— Start Task input —
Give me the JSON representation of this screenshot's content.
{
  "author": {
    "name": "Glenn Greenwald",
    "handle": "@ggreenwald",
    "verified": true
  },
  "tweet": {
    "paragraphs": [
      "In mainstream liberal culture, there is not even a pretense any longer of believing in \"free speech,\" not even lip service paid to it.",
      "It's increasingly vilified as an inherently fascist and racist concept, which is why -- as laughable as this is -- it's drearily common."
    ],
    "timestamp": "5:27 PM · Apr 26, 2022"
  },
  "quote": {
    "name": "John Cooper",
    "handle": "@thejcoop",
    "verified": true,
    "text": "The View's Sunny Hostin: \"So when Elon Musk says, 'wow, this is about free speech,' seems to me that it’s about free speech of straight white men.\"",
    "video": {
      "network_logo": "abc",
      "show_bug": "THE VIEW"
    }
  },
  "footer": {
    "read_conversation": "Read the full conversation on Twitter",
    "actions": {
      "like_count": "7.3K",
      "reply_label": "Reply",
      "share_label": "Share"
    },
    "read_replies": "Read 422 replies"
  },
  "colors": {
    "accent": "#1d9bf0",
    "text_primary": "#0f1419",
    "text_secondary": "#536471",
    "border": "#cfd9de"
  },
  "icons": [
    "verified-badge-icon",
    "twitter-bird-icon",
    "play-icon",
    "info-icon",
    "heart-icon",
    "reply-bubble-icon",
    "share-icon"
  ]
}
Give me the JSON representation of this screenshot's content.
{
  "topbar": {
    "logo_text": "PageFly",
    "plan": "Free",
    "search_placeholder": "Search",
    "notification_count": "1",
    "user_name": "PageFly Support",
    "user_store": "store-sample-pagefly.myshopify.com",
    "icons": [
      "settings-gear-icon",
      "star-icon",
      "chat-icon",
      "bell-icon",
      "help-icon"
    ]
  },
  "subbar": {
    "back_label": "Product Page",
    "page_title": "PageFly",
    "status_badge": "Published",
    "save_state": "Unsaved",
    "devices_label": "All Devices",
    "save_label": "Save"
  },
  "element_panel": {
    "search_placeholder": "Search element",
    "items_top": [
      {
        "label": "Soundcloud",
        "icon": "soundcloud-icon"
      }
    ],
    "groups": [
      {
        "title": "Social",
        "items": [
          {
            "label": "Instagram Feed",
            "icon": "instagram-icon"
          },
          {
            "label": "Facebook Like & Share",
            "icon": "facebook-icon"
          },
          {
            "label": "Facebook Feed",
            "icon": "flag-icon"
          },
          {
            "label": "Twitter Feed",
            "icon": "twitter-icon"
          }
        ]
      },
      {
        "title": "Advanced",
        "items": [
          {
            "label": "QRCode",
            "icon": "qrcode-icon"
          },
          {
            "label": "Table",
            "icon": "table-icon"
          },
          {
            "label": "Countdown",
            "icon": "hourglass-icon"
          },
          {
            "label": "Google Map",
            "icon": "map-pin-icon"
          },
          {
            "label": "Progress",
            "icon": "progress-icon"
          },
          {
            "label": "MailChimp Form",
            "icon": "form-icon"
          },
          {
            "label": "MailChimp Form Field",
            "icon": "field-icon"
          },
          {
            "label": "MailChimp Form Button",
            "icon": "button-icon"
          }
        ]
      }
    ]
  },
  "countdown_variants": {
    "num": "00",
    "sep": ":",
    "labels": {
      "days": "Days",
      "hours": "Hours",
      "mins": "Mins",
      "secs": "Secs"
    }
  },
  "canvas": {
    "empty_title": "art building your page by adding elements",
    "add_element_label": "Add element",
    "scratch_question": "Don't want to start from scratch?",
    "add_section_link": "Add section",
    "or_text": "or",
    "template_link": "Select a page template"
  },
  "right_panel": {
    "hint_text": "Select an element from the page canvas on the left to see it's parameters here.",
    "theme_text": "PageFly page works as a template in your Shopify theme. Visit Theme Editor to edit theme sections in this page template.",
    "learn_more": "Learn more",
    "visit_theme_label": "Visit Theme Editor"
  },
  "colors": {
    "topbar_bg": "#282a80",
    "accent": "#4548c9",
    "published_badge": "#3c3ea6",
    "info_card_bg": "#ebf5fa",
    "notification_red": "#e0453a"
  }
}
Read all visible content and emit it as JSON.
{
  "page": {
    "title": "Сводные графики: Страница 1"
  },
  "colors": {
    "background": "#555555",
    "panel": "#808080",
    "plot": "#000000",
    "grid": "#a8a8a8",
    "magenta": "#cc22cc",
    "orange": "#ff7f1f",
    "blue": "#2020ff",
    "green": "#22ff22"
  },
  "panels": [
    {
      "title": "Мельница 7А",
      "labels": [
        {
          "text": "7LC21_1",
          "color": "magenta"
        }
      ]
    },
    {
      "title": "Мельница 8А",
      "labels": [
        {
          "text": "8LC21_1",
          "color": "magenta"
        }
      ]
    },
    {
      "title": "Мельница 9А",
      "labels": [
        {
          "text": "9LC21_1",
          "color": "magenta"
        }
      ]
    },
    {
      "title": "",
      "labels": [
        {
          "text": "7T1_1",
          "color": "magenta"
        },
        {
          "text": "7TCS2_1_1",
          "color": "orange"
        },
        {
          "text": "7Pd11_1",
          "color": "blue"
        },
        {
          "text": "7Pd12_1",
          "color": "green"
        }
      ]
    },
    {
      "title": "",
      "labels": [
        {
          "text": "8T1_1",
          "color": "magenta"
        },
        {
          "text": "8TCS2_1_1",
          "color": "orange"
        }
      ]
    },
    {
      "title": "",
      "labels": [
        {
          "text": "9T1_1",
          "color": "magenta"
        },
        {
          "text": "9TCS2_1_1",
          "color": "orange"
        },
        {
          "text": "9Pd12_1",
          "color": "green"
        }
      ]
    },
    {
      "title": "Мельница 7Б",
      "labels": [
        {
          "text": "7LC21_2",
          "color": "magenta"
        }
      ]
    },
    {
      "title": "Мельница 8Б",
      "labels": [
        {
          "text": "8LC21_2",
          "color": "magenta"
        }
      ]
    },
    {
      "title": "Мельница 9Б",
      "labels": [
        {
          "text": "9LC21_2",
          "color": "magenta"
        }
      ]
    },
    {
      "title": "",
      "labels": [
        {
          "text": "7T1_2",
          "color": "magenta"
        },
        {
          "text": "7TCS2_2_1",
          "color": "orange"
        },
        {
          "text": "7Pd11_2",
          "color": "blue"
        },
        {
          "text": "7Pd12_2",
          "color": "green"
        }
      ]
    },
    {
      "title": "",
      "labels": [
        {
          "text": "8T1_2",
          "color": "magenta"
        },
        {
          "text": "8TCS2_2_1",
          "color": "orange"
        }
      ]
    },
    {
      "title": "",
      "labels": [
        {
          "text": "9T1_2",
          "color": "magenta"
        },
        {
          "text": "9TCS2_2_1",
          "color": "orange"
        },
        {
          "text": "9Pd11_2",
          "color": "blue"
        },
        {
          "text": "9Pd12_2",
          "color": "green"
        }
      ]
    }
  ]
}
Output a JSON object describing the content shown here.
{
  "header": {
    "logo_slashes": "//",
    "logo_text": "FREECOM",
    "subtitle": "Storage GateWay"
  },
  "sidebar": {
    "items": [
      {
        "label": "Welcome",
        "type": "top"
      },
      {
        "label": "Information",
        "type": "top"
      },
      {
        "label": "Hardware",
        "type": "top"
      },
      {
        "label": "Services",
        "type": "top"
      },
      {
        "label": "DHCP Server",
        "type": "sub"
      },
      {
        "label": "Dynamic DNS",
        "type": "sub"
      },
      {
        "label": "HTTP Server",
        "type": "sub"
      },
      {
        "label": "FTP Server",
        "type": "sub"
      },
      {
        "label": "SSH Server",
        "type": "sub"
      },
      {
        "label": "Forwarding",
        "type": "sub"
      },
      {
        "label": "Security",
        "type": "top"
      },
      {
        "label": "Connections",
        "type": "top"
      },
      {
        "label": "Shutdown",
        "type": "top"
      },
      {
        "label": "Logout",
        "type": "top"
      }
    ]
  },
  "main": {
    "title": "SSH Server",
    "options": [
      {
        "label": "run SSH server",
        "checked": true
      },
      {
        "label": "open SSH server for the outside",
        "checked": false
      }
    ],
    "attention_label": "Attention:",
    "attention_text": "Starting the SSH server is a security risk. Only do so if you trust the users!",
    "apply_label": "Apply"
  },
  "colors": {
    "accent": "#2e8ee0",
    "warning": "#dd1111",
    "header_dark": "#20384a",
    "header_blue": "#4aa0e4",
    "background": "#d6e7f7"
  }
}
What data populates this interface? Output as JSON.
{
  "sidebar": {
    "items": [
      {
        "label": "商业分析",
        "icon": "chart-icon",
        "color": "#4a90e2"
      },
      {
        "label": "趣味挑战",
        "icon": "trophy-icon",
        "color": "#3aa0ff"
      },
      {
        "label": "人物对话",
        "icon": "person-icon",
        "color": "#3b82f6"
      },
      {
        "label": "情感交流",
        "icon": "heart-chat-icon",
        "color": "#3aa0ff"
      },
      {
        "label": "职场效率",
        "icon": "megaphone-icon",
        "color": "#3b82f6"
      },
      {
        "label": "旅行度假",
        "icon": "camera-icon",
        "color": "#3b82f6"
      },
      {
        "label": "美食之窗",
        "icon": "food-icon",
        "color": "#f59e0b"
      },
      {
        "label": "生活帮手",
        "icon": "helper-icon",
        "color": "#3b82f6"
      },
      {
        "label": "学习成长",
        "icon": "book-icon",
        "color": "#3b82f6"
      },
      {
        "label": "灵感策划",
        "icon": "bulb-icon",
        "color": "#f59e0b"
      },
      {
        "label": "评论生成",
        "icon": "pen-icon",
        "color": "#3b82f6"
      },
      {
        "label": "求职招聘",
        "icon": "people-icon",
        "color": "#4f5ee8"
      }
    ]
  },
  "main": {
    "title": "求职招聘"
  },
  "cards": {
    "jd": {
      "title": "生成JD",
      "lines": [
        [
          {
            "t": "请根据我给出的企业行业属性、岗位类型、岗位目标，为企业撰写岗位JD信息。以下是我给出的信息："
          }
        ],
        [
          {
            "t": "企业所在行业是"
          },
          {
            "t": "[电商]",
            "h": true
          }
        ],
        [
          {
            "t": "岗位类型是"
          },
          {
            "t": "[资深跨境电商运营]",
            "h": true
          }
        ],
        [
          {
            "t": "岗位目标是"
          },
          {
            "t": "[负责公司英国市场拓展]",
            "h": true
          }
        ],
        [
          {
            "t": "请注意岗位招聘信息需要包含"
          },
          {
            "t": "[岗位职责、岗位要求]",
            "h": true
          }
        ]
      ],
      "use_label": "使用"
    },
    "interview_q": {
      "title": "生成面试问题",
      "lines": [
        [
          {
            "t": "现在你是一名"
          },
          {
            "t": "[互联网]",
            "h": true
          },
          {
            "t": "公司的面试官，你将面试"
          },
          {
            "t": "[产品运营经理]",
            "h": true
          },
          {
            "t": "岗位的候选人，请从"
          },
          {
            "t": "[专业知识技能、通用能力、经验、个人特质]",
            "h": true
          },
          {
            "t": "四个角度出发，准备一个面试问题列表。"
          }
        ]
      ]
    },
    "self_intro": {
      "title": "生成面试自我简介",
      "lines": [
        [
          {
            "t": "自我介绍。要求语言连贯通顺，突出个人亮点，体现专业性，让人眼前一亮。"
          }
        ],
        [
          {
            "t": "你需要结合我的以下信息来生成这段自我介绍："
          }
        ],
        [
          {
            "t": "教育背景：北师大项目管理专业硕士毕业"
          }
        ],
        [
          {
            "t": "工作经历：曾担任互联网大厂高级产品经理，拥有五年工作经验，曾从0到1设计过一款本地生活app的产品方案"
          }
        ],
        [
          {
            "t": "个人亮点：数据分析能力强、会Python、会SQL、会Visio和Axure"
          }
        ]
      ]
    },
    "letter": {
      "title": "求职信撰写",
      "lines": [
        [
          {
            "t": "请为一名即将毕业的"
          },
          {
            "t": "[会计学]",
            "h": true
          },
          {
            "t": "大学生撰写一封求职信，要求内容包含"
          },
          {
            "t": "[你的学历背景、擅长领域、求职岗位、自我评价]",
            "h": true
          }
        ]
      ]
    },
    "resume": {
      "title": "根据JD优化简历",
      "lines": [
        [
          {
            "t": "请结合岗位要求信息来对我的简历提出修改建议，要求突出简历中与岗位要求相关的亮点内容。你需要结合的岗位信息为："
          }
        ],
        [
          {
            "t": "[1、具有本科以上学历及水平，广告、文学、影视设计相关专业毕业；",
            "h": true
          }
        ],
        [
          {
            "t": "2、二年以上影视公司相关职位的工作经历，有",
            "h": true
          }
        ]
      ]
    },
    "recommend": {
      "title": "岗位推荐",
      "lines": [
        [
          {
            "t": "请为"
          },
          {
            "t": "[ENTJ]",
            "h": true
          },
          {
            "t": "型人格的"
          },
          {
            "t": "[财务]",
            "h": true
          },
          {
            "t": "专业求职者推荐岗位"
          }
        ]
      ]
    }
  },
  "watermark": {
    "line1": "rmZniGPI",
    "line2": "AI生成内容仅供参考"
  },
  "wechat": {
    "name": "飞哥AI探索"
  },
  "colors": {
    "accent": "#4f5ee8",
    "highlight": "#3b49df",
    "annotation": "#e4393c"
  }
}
— End Task input —
Lines of the listing that contain the word "canvas" are to be counted; report only their number.

2